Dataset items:
____________

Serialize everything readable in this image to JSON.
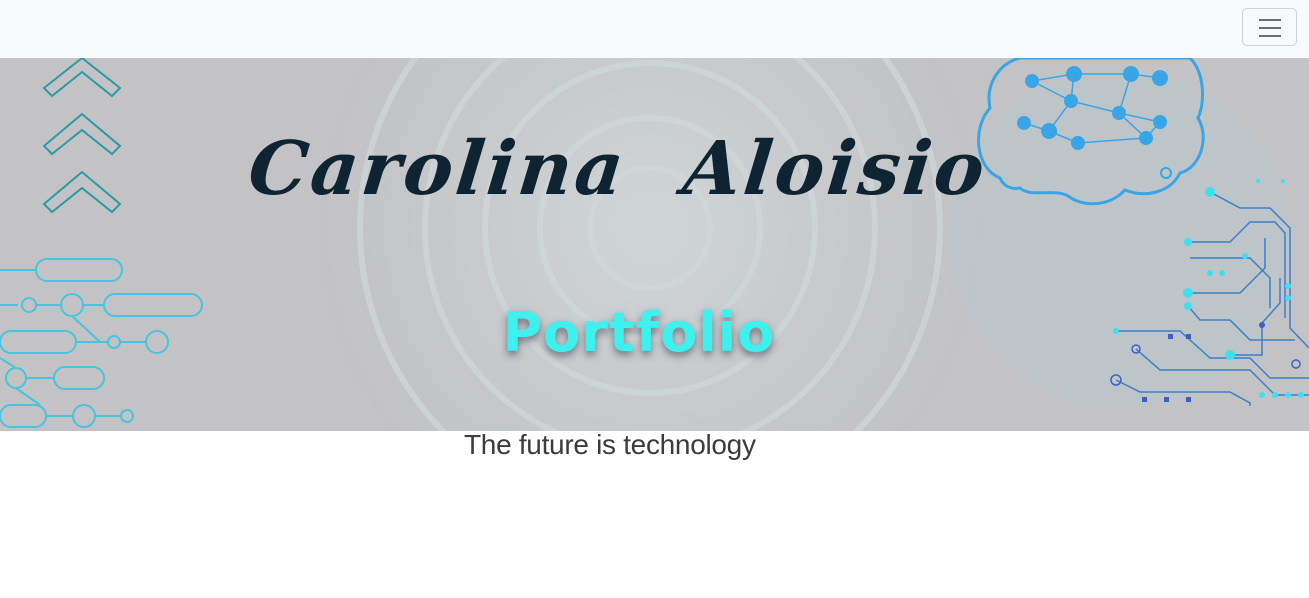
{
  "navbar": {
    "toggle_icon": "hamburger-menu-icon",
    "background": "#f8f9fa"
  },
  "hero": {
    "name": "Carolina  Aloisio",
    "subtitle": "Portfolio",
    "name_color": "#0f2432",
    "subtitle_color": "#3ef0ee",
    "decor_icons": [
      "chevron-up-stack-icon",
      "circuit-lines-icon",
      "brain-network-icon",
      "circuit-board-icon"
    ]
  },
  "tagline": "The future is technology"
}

____________

Quote the records in their entirety, keeping the wording exact and excluding pictures.

**EXERCISE OUTPUT:**
Serialize everything readable in this image to JSON.
{
  "navbar": {
    "toggle_icon": "hamburger-menu-icon",
    "background": "#f8f9fa"
  },
  "hero": {
    "name": "Carolina  Aloisio",
    "subtitle": "Portfolio",
    "name_color": "#0f2432",
    "subtitle_color": "#3ef0ee",
    "decor_icons": [
      "chevron-up-stack-icon",
      "circuit-lines-icon",
      "brain-network-icon",
      "circuit-board-icon"
    ]
  },
  "tagline": "The future is technology"
}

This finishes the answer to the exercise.